Count lines, not occurrences: give the number of lines holding the word "this", and nothing besides.

━━ Given information ━━

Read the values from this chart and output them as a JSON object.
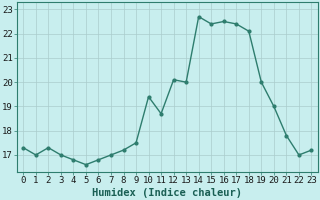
{
  "x": [
    0,
    1,
    2,
    3,
    4,
    5,
    6,
    7,
    8,
    9,
    10,
    11,
    12,
    13,
    14,
    15,
    16,
    17,
    18,
    19,
    20,
    21,
    22,
    23
  ],
  "y": [
    17.3,
    17.0,
    17.3,
    17.0,
    16.8,
    16.6,
    16.8,
    17.0,
    17.2,
    17.5,
    19.4,
    18.7,
    20.1,
    20.0,
    22.7,
    22.4,
    22.5,
    22.4,
    22.1,
    20.0,
    19.0,
    17.8,
    17.0,
    17.2
  ],
  "line_color": "#2e7d6e",
  "marker": "o",
  "markersize": 2,
  "linewidth": 1.0,
  "background_color": "#c8eeee",
  "grid_color": "#aacccc",
  "xlabel": "Humidex (Indice chaleur)",
  "xlabel_fontsize": 7.5,
  "tick_fontsize": 6.5,
  "ylim": [
    16.3,
    23.3
  ],
  "xlim": [
    -0.5,
    23.5
  ],
  "yticks": [
    17,
    18,
    19,
    20,
    21,
    22,
    23
  ],
  "xticks": [
    0,
    1,
    2,
    3,
    4,
    5,
    6,
    7,
    8,
    9,
    10,
    11,
    12,
    13,
    14,
    15,
    16,
    17,
    18,
    19,
    20,
    21,
    22,
    23
  ]
}
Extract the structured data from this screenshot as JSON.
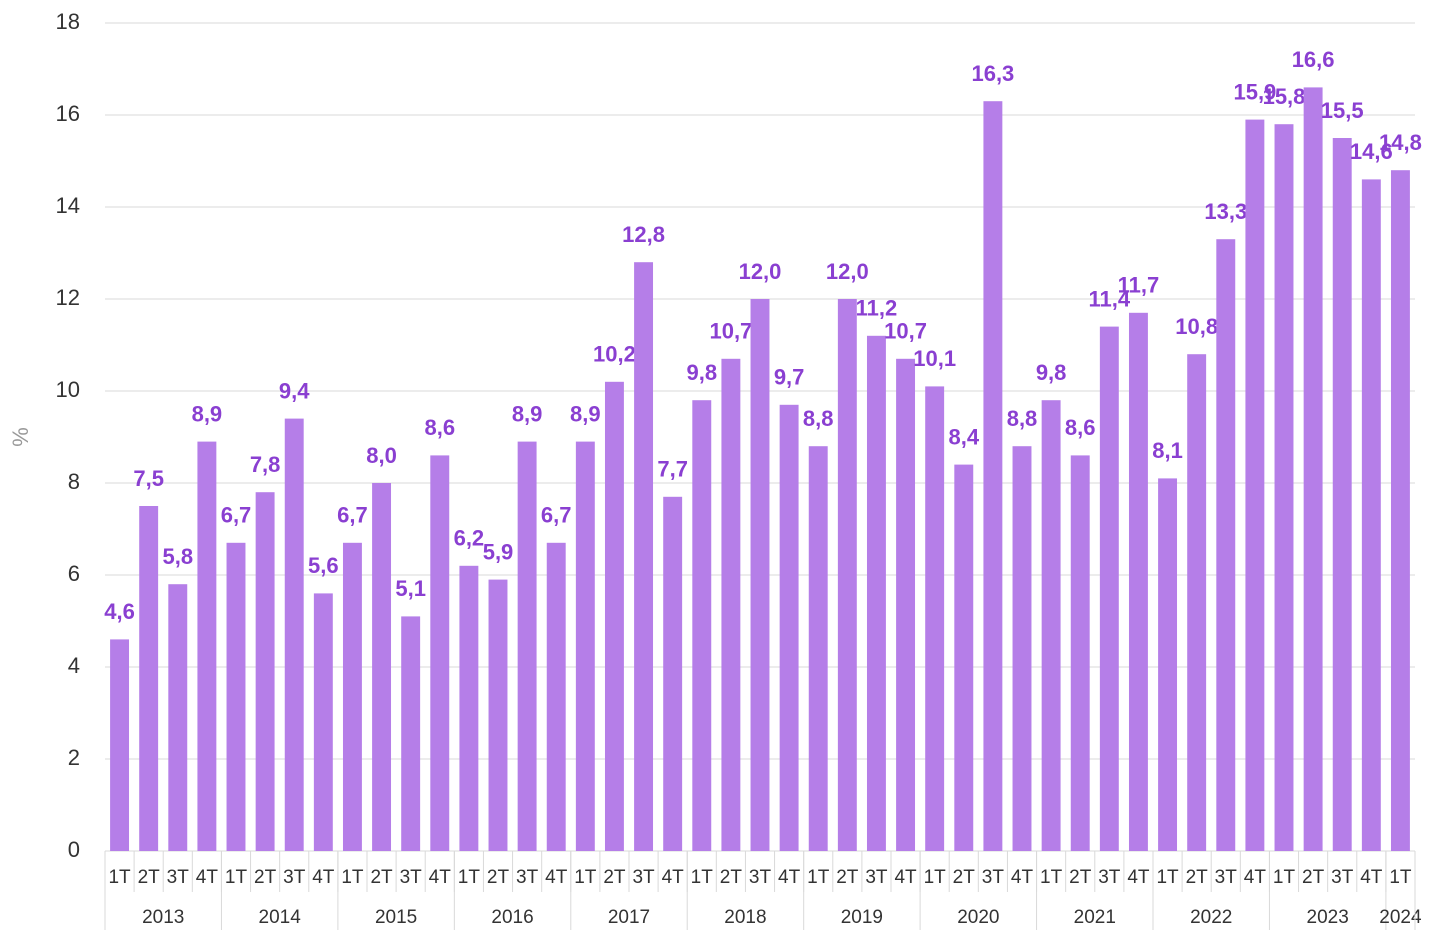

━━━

◆ Exercise output ◆
2